> Given problem
Copy every line of the listing exactly.

Items from a figure collection
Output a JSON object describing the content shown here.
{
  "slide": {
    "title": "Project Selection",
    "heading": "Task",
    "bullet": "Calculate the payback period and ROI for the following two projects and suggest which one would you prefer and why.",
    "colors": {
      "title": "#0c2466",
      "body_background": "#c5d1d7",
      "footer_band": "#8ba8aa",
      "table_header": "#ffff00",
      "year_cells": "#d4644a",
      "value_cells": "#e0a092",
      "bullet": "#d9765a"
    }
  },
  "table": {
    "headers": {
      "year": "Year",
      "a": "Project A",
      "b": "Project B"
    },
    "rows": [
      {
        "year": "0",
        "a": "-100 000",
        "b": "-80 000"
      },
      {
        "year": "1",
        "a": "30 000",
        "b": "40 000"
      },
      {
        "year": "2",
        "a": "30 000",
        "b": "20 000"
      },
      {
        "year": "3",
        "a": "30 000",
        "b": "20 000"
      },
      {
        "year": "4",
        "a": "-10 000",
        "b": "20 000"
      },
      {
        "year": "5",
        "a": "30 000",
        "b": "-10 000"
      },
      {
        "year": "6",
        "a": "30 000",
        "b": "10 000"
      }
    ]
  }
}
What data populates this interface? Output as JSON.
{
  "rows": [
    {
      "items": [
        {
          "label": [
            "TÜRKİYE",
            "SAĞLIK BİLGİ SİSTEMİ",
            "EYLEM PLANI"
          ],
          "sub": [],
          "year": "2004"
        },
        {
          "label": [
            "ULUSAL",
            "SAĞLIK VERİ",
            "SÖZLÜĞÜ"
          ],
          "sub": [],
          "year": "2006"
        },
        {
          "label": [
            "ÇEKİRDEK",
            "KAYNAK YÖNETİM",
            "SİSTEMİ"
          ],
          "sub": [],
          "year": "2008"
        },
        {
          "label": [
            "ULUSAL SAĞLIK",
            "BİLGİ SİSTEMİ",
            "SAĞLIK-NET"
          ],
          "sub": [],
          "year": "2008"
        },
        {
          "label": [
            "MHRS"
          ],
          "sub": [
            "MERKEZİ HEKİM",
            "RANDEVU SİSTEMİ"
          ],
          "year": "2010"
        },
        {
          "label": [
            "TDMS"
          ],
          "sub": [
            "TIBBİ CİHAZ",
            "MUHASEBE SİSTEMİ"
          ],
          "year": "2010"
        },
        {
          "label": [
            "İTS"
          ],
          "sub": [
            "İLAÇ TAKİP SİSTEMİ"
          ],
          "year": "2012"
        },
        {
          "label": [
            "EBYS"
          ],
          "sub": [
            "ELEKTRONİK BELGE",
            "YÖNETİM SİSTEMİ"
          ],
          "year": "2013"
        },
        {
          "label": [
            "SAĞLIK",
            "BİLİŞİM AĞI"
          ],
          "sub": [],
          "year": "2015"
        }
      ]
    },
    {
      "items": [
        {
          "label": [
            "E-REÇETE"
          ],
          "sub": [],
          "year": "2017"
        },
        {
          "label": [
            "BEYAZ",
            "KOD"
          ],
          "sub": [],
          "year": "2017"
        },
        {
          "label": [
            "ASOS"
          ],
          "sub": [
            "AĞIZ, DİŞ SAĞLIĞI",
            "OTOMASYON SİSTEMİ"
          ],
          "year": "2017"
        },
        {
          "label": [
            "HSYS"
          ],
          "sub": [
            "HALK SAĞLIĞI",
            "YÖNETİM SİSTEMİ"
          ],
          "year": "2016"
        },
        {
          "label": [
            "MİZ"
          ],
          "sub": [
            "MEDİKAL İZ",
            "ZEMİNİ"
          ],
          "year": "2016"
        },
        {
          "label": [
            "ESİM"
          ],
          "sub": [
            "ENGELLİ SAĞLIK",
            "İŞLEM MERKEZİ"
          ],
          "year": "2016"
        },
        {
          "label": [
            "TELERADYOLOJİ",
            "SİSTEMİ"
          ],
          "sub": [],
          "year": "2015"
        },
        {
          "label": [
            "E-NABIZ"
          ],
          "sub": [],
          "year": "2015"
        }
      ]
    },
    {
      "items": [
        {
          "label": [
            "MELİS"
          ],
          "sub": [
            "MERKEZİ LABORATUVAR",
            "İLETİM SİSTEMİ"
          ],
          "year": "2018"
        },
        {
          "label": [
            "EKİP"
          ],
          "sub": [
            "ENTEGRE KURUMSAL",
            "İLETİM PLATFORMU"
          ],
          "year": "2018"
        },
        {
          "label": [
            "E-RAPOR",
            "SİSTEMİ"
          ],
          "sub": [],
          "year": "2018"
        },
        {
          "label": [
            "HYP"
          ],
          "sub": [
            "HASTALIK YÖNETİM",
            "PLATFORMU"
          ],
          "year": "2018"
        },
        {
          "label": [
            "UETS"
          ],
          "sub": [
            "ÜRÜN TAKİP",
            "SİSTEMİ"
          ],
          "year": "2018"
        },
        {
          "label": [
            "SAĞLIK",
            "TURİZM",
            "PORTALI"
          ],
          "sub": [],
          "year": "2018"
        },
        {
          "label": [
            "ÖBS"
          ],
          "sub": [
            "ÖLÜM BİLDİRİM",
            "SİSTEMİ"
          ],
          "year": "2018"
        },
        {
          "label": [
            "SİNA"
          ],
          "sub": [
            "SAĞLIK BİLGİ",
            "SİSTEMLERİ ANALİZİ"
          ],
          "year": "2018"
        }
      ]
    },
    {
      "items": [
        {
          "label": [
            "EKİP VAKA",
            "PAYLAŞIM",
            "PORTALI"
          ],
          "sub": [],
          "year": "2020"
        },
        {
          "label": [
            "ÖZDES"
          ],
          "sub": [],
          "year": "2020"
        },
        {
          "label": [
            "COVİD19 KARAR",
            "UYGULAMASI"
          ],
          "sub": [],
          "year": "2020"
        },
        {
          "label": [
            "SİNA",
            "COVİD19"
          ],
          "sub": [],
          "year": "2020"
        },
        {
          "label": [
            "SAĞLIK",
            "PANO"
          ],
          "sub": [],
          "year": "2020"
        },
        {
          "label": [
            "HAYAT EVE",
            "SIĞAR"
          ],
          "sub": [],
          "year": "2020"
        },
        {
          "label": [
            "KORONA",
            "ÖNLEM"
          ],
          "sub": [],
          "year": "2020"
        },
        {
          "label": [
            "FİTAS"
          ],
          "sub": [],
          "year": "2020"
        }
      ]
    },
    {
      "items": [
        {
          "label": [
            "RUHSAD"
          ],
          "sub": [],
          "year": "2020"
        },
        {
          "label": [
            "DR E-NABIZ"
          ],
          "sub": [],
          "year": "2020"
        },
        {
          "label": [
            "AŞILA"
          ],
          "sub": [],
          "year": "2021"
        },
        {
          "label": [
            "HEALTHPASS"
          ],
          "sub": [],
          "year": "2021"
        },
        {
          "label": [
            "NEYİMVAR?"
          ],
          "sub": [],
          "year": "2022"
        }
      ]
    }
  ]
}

> Output
Output a JSON object describing the content shown here.
{
  "slide": {
    "title": "Project Selection",
    "heading": "Task",
    "bullet": "Calculate the payback period and ROI for the following two projects and suggest which one would you prefer and why.",
    "colors": {
      "title": "#0c2466",
      "body_background": "#c5d1d7",
      "footer_band": "#8ba8aa",
      "table_header": "#ffff00",
      "year_cells": "#d4644a",
      "value_cells": "#e0a092",
      "bullet": "#d9765a"
    }
  },
  "table": {
    "headers": {
      "year": "Year",
      "a": "Project A",
      "b": "Project B"
    },
    "rows": [
      {
        "year": "0",
        "a": "-100 000",
        "b": "-80 000"
      },
      {
        "year": "1",
        "a": "30 000",
        "b": "40 000"
      },
      {
        "year": "2",
        "a": "30 000",
        "b": "20 000"
      },
      {
        "year": "3",
        "a": "30 000",
        "b": "20 000"
      },
      {
        "year": "4",
        "a": "-10 000",
        "b": "20 000"
      },
      {
        "year": "5",
        "a": "30 000",
        "b": "-10 000"
      },
      {
        "year": "6",
        "a": "30 000",
        "b": "10 000"
      }
    ]
  }
}
What data populates this interface? Output as JSON.
{
  "rows": [
    {
      "items": [
        {
          "label": [
            "TÜRKİYE",
            "SAĞLIK BİLGİ SİSTEMİ",
            "EYLEM PLANI"
          ],
          "sub": [],
          "year": "2004"
        },
        {
          "label": [
            "ULUSAL",
            "SAĞLIK VERİ",
            "SÖZLÜĞÜ"
          ],
          "sub": [],
          "year": "2006"
        },
        {
          "label": [
            "ÇEKİRDEK",
            "KAYNAK YÖNETİM",
            "SİSTEMİ"
          ],
          "sub": [],
          "year": "2008"
        },
        {
          "label": [
            "ULUSAL SAĞLIK",
            "BİLGİ SİSTEMİ",
            "SAĞLIK-NET"
          ],
          "sub": [],
          "year": "2008"
        },
        {
          "label": [
            "MHRS"
          ],
          "sub": [
            "MERKEZİ HEKİM",
            "RANDEVU SİSTEMİ"
          ],
          "year": "2010"
        },
        {
          "label": [
            "TDMS"
          ],
          "sub": [
            "TIBBİ CİHAZ",
            "MUHASEBE SİSTEMİ"
          ],
          "year": "2010"
        },
        {
          "label": [
            "İTS"
          ],
          "sub": [
            "İLAÇ TAKİP SİSTEMİ"
          ],
          "year": "2012"
        },
        {
          "label": [
            "EBYS"
          ],
          "sub": [
            "ELEKTRONİK BELGE",
            "YÖNETİM SİSTEMİ"
          ],
          "year": "2013"
        },
        {
          "label": [
            "SAĞLIK",
            "BİLİŞİM AĞI"
          ],
          "sub": [],
          "year": "2015"
        }
      ]
    },
    {
      "items": [
        {
          "label": [
            "E-REÇETE"
          ],
          "sub": [],
          "year": "2017"
        },
        {
          "label": [
            "BEYAZ",
            "KOD"
          ],
          "sub": [],
          "year": "2017"
        },
        {
          "label": [
            "ASOS"
          ],
          "sub": [
            "AĞIZ, DİŞ SAĞLIĞI",
            "OTOMASYON SİSTEMİ"
          ],
          "year": "2017"
        },
        {
          "label": [
            "HSYS"
          ],
          "sub": [
            "HALK SAĞLIĞI",
            "YÖNETİM SİSTEMİ"
          ],
          "year": "2016"
        },
        {
          "label": [
            "MİZ"
          ],
          "sub": [
            "MEDİKAL İZ",
            "ZEMİNİ"
          ],
          "year": "2016"
        },
        {
          "label": [
            "ESİM"
          ],
          "sub": [
            "ENGELLİ SAĞLIK",
            "İŞLEM MERKEZİ"
          ],
          "year": "2016"
        },
        {
          "label": [
            "TELERADYOLOJİ",
            "SİSTEMİ"
          ],
          "sub": [],
          "year": "2015"
        },
        {
          "label": [
            "E-NABIZ"
          ],
          "sub": [],
          "year": "2015"
        }
      ]
    },
    {
      "items": [
        {
          "label": [
            "MELİS"
          ],
          "sub": [
            "MERKEZİ LABORATUVAR",
            "İLETİM SİSTEMİ"
          ],
          "year": "2018"
        },
        {
          "label": [
            "EKİP"
          ],
          "sub": [
            "ENTEGRE KURUMSAL",
            "İLETİM PLATFORMU"
          ],
          "year": "2018"
        },
        {
          "label": [
            "E-RAPOR",
            "SİSTEMİ"
          ],
          "sub": [],
          "year": "2018"
        },
        {
          "label": [
            "HYP"
          ],
          "sub": [
            "HASTALIK YÖNETİM",
            "PLATFORMU"
          ],
          "year": "2018"
        },
        {
          "label": [
            "UETS"
          ],
          "sub": [
            "ÜRÜN TAKİP",
            "SİSTEMİ"
          ],
          "year": "2018"
        },
        {
          "label": [
            "SAĞLIK",
            "TURİZM",
            "PORTALI"
          ],
          "sub": [],
          "year": "2018"
        },
        {
          "label": [
            "ÖBS"
          ],
          "sub": [
            "ÖLÜM BİLDİRİM",
            "SİSTEMİ"
          ],
          "year": "2018"
        },
        {
          "label": [
            "SİNA"
          ],
          "sub": [
            "SAĞLIK BİLGİ",
            "SİSTEMLERİ ANALİZİ"
          ],
          "year": "2018"
        }
      ]
    },
    {
      "items": [
        {
          "label": [
            "EKİP VAKA",
            "PAYLAŞIM",
            "PORTALI"
          ],
          "sub": [],
          "year": "2020"
        },
        {
          "label": [
            "ÖZDES"
          ],
          "sub": [],
          "year": "2020"
        },
        {
          "label": [
            "COVİD19 KARAR",
            "UYGULAMASI"
          ],
          "sub": [],
          "year": "2020"
        },
        {
          "label": [
            "SİNA",
            "COVİD19"
          ],
          "sub": [],
          "year": "2020"
        },
        {
          "label": [
            "SAĞLIK",
            "PANO"
          ],
          "sub": [],
          "year": "2020"
        },
        {
          "label": [
            "HAYAT EVE",
            "SIĞAR"
          ],
          "sub": [],
          "year": "2020"
        },
        {
          "label": [
            "KORONA",
            "ÖNLEM"
          ],
          "sub": [],
          "year": "2020"
        },
        {
          "label": [
            "FİTAS"
          ],
          "sub": [],
          "year": "2020"
        }
      ]
    },
    {
      "items": [
        {
          "label": [
            "RUHSAD"
          ],
          "sub": [],
          "year": "2020"
        },
        {
          "label": [
            "DR E-NABIZ"
          ],
          "sub": [],
          "year": "2020"
        },
        {
          "label": [
            "AŞILA"
          ],
          "sub": [],
          "year": "2021"
        },
        {
          "label": [
            "HEALTHPASS"
          ],
          "sub": [],
          "year": "2021"
        },
        {
          "label": [
            "NEYİMVAR?"
          ],
          "sub": [],
          "year": "2022"
        }
      ]
    }
  ]
}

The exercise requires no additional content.